Where a line of the listing below includes the word "this", reproduce that line.

[Rows from a figure dataset]
━━━
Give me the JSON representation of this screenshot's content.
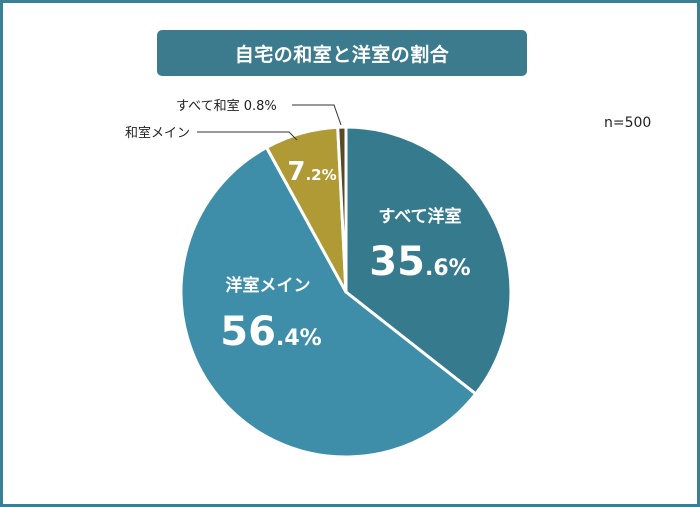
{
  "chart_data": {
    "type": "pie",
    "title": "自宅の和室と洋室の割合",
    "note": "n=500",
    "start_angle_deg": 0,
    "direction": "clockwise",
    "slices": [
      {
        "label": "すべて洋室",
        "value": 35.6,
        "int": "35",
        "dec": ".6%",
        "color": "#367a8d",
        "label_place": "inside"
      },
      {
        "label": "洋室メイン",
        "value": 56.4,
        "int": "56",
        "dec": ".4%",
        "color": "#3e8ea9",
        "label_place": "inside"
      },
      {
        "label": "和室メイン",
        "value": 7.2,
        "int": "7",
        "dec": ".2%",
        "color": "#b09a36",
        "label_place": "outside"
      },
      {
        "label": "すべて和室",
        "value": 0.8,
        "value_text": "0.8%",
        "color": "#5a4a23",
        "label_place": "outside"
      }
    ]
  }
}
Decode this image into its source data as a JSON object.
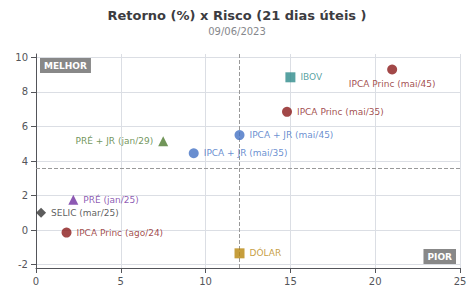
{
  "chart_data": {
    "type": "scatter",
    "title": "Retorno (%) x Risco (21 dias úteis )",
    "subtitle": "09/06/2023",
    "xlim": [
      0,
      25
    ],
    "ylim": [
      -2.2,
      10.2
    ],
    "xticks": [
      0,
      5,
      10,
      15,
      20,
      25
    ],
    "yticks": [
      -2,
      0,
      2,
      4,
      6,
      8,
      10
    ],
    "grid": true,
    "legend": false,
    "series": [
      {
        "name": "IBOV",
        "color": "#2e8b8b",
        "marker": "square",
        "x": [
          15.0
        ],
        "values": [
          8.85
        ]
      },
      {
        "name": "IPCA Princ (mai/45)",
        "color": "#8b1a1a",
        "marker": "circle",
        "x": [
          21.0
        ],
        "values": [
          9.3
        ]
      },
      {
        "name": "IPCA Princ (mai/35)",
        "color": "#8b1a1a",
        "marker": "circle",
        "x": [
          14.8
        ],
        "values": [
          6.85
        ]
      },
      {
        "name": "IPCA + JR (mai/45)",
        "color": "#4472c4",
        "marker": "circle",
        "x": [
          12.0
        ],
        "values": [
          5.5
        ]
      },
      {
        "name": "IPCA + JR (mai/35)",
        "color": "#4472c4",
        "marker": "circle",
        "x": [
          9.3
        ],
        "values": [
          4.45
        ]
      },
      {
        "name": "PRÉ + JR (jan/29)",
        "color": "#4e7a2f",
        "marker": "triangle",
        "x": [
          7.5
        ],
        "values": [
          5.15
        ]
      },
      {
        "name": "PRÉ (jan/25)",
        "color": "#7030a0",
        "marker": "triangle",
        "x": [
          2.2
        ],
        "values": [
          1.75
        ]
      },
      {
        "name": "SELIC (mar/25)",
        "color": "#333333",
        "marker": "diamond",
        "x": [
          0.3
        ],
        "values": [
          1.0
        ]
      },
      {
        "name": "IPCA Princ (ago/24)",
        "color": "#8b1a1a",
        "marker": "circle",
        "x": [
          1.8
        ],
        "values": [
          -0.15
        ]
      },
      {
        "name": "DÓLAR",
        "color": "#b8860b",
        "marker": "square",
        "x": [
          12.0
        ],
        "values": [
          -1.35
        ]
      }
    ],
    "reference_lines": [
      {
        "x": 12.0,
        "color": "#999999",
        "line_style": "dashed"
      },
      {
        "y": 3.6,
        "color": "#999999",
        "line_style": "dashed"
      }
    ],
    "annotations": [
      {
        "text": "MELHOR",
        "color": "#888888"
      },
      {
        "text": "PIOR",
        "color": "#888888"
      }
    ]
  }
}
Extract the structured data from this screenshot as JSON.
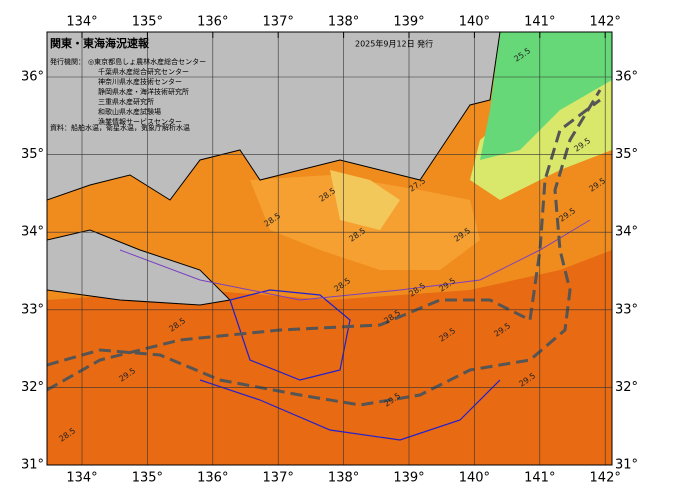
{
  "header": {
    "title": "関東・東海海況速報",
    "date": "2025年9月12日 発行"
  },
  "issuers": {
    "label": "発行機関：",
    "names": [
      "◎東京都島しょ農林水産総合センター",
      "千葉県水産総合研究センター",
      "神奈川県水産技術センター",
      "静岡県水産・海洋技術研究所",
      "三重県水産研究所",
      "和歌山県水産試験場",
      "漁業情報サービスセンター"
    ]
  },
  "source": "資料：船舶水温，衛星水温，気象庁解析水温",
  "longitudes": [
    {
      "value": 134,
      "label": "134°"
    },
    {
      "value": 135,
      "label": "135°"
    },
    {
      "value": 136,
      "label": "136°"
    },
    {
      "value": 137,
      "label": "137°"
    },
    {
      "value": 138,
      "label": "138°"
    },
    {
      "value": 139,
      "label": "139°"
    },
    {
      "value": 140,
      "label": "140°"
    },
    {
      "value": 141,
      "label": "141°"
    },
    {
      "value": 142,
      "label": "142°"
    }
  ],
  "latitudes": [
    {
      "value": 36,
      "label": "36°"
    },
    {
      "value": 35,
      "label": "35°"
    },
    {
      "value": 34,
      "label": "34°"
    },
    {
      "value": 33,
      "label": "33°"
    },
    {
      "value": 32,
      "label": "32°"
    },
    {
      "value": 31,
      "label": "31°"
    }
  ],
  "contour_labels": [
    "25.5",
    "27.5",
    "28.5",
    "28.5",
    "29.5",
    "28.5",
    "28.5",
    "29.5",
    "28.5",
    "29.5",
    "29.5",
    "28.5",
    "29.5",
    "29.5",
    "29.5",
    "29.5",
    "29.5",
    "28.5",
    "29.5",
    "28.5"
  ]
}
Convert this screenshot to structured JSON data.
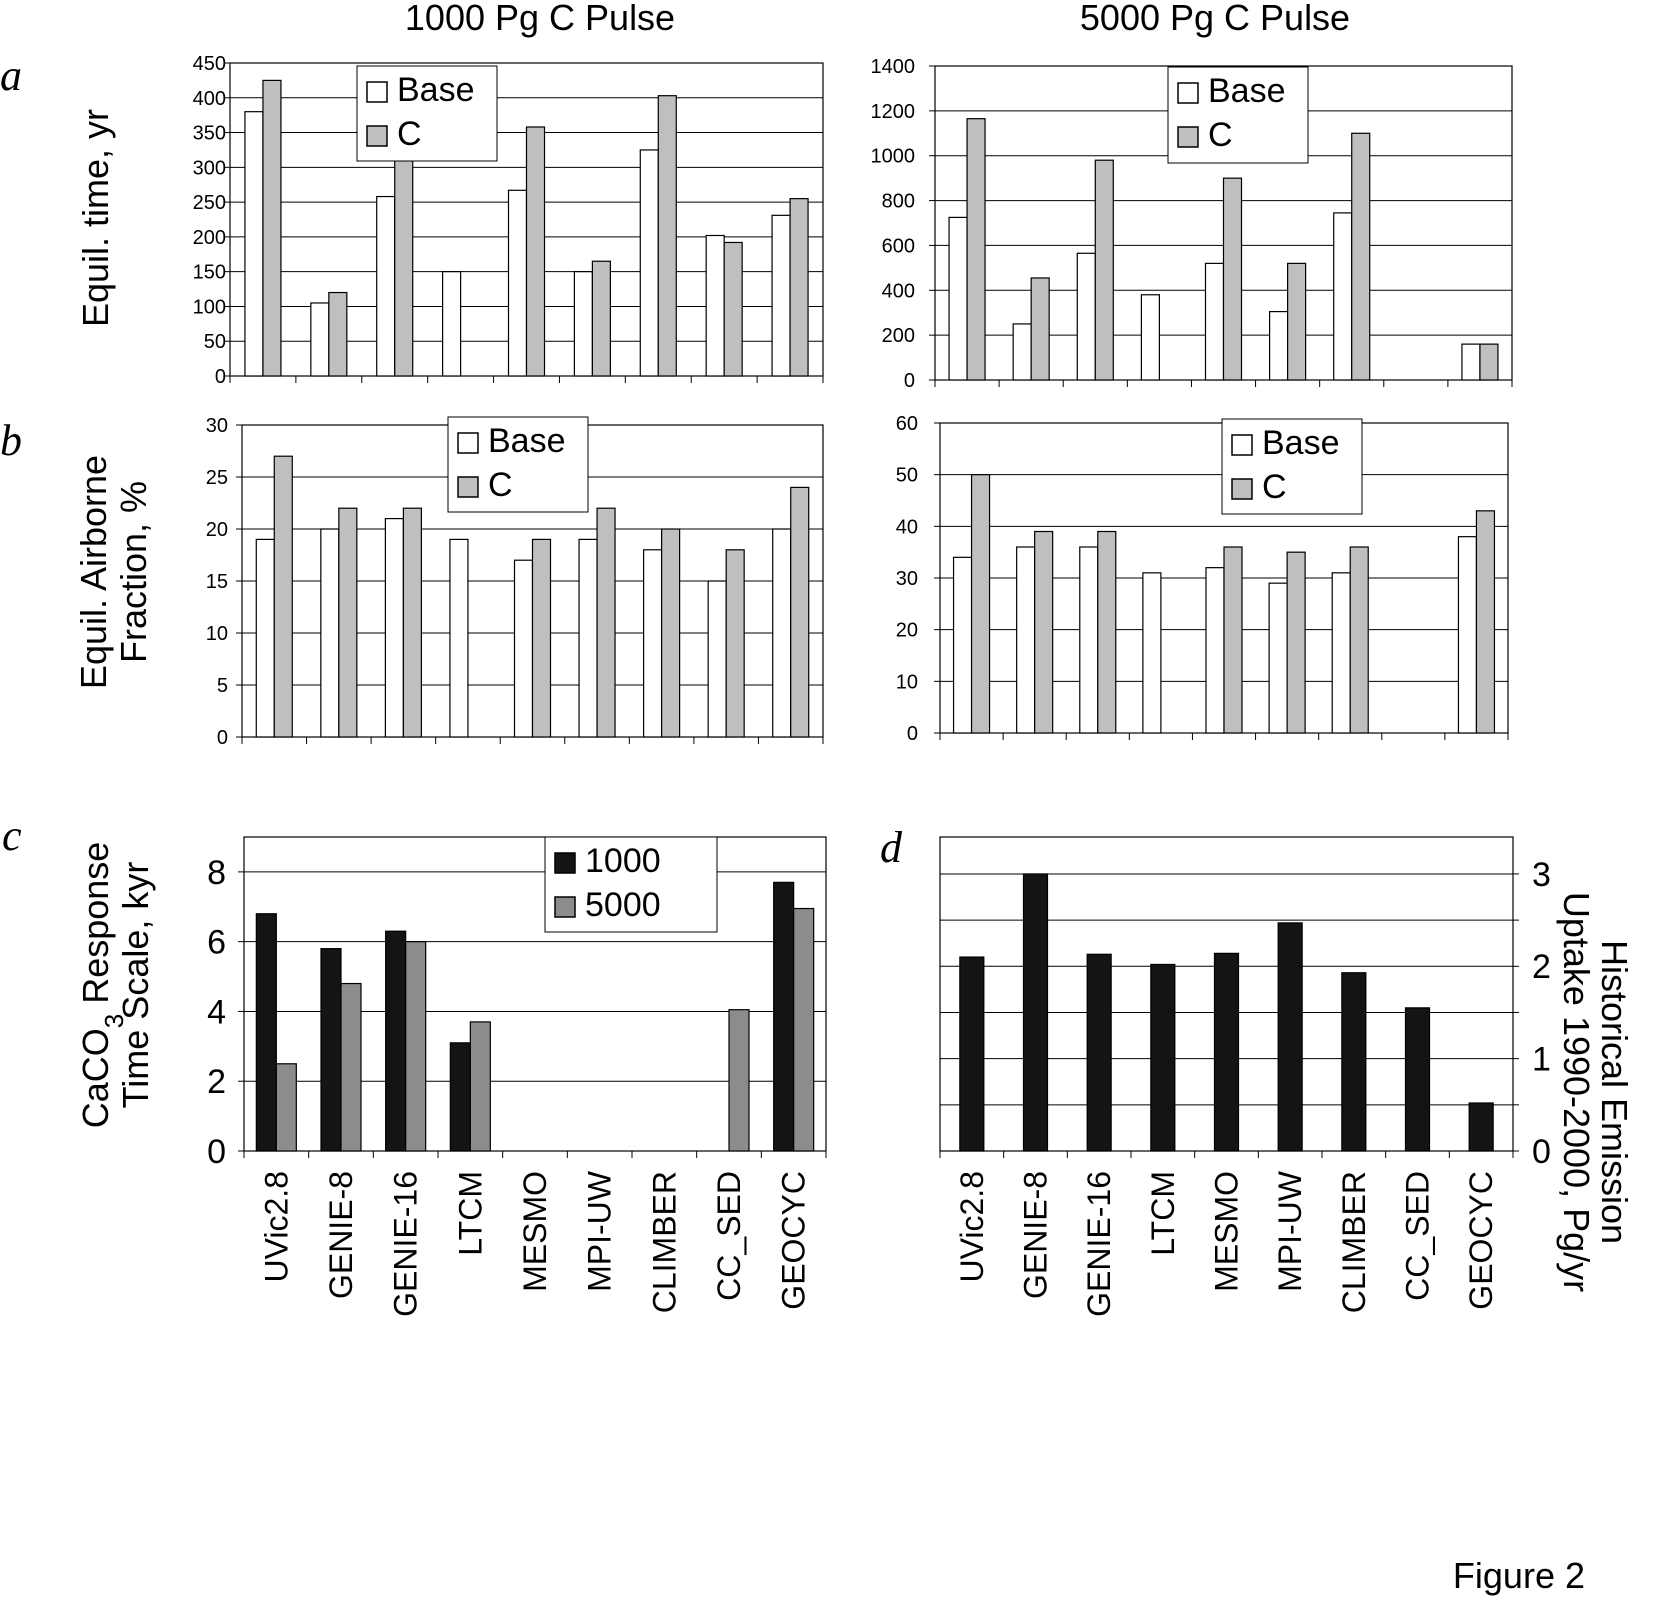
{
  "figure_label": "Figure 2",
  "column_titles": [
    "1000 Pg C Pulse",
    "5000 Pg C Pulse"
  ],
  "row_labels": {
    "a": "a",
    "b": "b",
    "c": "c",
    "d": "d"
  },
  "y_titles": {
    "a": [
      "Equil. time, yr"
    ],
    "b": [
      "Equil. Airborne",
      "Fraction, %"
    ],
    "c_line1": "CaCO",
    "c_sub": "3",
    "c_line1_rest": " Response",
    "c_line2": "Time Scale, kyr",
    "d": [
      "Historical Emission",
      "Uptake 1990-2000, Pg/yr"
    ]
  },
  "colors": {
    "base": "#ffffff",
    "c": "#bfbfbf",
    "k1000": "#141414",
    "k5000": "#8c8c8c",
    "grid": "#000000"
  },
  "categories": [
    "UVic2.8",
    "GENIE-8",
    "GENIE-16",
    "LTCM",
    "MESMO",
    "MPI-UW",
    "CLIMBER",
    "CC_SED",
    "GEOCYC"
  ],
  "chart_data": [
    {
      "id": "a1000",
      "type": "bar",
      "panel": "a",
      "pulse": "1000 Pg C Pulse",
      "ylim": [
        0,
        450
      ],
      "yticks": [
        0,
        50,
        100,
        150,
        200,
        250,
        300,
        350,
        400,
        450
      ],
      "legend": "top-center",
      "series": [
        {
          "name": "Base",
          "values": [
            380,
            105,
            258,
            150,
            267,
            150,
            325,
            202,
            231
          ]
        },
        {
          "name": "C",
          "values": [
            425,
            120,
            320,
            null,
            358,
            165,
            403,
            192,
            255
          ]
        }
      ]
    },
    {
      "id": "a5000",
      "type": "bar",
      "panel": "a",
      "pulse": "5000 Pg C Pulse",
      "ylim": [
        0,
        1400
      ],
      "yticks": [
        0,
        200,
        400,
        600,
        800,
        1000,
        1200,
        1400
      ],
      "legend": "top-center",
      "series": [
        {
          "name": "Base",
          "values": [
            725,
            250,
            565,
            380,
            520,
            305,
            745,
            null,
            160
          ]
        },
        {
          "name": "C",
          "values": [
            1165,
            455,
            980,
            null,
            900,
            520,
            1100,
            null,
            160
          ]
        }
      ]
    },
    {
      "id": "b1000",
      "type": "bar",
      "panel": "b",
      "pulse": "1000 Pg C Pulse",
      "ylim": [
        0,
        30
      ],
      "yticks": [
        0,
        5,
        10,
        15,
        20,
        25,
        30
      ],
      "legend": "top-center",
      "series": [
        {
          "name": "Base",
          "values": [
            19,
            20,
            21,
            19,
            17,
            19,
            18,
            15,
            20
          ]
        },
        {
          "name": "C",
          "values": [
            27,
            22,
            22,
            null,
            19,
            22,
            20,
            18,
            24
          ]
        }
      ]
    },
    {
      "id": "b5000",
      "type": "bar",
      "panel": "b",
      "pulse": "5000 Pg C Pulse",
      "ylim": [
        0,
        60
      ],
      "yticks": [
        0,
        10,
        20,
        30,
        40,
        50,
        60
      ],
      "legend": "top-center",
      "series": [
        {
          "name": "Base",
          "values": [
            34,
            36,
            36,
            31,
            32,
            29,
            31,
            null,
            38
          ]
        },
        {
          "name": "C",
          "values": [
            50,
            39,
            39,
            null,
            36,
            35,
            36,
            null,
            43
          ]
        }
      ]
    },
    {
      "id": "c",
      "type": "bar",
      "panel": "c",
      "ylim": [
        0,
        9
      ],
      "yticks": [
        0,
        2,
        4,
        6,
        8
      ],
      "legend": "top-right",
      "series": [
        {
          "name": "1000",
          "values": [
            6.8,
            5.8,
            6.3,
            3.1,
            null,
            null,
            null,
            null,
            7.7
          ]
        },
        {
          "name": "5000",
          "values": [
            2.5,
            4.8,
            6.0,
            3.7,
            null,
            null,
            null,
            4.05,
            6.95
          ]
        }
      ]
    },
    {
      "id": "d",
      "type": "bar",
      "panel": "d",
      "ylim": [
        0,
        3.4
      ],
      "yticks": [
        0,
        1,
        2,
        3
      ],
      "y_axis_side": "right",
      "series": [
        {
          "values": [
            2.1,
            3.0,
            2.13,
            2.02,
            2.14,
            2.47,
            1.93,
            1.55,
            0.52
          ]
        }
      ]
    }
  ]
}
━━━
» **Exercise output**
Give me the JSON representation of this screenshot's content.
Decode this image into its source data as a JSON object.
Extract the structured data from this screenshot as JSON.
Convert this screenshot to structured JSON data.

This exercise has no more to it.